-- start --

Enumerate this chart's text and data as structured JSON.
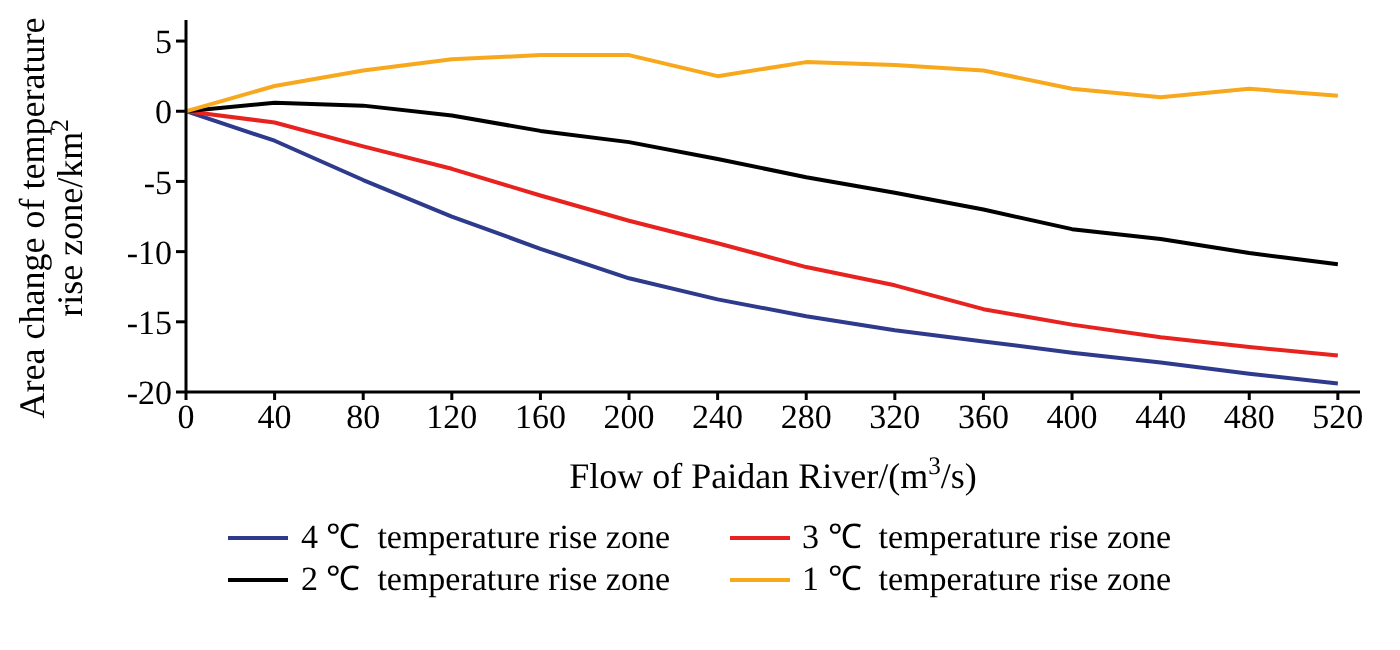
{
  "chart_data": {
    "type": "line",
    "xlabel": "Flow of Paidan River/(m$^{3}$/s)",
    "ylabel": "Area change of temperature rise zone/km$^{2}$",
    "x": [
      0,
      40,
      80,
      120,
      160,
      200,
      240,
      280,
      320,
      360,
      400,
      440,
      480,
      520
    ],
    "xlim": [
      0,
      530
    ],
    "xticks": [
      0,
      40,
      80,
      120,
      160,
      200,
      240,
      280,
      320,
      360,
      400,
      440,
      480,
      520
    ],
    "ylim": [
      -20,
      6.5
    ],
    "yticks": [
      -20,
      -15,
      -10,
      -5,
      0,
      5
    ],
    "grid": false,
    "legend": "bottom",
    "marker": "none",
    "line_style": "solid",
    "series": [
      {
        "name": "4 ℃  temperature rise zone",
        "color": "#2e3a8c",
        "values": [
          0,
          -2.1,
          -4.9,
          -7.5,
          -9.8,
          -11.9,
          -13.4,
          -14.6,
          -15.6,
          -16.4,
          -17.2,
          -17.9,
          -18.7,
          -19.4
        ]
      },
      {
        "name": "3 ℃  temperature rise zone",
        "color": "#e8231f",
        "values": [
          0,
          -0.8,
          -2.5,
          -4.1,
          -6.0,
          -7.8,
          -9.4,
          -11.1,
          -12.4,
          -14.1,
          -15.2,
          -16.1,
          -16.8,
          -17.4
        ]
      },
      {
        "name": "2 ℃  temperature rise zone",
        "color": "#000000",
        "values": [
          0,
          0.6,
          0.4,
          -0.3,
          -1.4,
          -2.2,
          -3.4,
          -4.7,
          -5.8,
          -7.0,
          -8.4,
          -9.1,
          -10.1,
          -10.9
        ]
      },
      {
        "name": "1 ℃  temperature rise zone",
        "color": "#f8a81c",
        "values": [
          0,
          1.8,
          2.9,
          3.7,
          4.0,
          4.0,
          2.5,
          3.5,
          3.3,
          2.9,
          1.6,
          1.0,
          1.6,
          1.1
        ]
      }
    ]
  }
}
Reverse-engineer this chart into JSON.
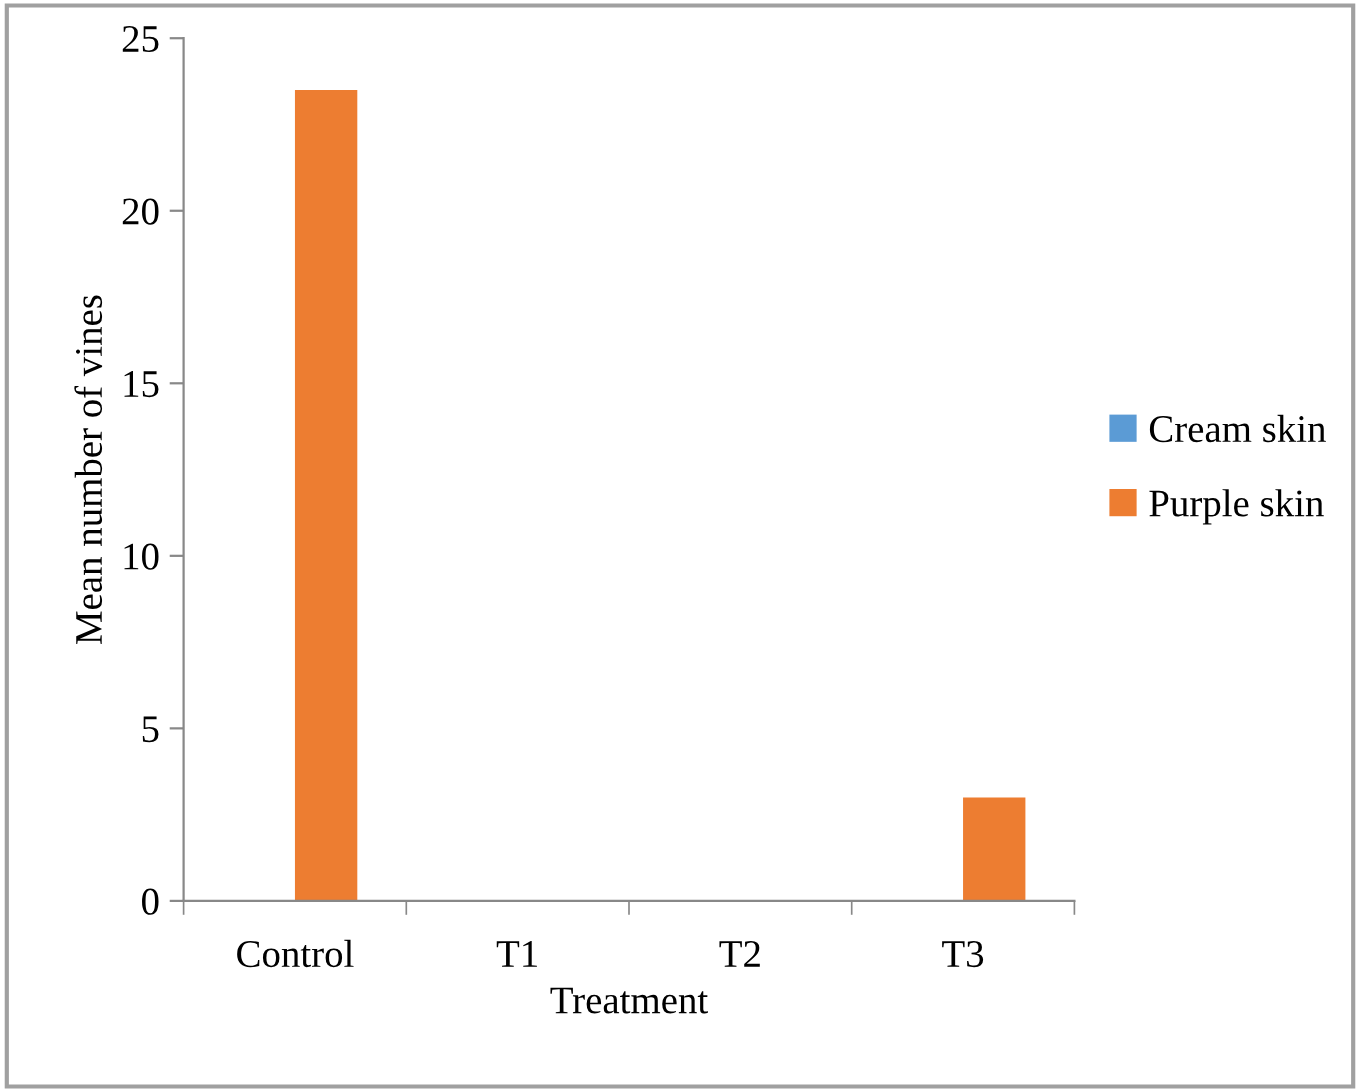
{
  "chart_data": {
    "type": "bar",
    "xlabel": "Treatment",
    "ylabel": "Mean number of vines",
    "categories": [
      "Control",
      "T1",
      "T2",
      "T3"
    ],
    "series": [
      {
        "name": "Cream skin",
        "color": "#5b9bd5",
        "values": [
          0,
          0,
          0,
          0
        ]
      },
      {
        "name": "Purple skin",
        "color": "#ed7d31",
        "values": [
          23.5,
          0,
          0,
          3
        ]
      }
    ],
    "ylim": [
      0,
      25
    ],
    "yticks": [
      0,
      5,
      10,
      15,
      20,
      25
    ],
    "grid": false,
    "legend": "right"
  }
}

-- end --

## Given problem
Output the entries above exactly. Drop the pictures.

## Response
Enumerate this chart's text and data as structured JSON.
{
  "chart_data": {
    "type": "line",
    "xlabel": "Flow of Paidan River/(m$^{3}$/s)",
    "ylabel": "Area change of temperature rise zone/km$^{2}$",
    "x": [
      0,
      40,
      80,
      120,
      160,
      200,
      240,
      280,
      320,
      360,
      400,
      440,
      480,
      520
    ],
    "xlim": [
      0,
      530
    ],
    "xticks": [
      0,
      40,
      80,
      120,
      160,
      200,
      240,
      280,
      320,
      360,
      400,
      440,
      480,
      520
    ],
    "ylim": [
      -20,
      6.5
    ],
    "yticks": [
      -20,
      -15,
      -10,
      -5,
      0,
      5
    ],
    "grid": false,
    "legend": "bottom",
    "marker": "none",
    "line_style": "solid",
    "series": [
      {
        "name": "4 ℃  temperature rise zone",
        "color": "#2e3a8c",
        "values": [
          0,
          -2.1,
          -4.9,
          -7.5,
          -9.8,
          -11.9,
          -13.4,
          -14.6,
          -15.6,
          -16.4,
          -17.2,
          -17.9,
          -18.7,
          -19.4
        ]
      },
      {
        "name": "3 ℃  temperature rise zone",
        "color": "#e8231f",
        "values": [
          0,
          -0.8,
          -2.5,
          -4.1,
          -6.0,
          -7.8,
          -9.4,
          -11.1,
          -12.4,
          -14.1,
          -15.2,
          -16.1,
          -16.8,
          -17.4
        ]
      },
      {
        "name": "2 ℃  temperature rise zone",
        "color": "#000000",
        "values": [
          0,
          0.6,
          0.4,
          -0.3,
          -1.4,
          -2.2,
          -3.4,
          -4.7,
          -5.8,
          -7.0,
          -8.4,
          -9.1,
          -10.1,
          -10.9
        ]
      },
      {
        "name": "1 ℃  temperature rise zone",
        "color": "#f8a81c",
        "values": [
          0,
          1.8,
          2.9,
          3.7,
          4.0,
          4.0,
          2.5,
          3.5,
          3.3,
          2.9,
          1.6,
          1.0,
          1.6,
          1.1
        ]
      }
    ]
  }
}
Reverse-engineer this chart into JSON.
{
  "chart_data": {
    "type": "bar",
    "xlabel": "Treatment",
    "ylabel": "Mean number of vines",
    "categories": [
      "Control",
      "T1",
      "T2",
      "T3"
    ],
    "series": [
      {
        "name": "Cream skin",
        "color": "#5b9bd5",
        "values": [
          0,
          0,
          0,
          0
        ]
      },
      {
        "name": "Purple skin",
        "color": "#ed7d31",
        "values": [
          23.5,
          0,
          0,
          3
        ]
      }
    ],
    "ylim": [
      0,
      25
    ],
    "yticks": [
      0,
      5,
      10,
      15,
      20,
      25
    ],
    "grid": false,
    "legend": "right"
  }
}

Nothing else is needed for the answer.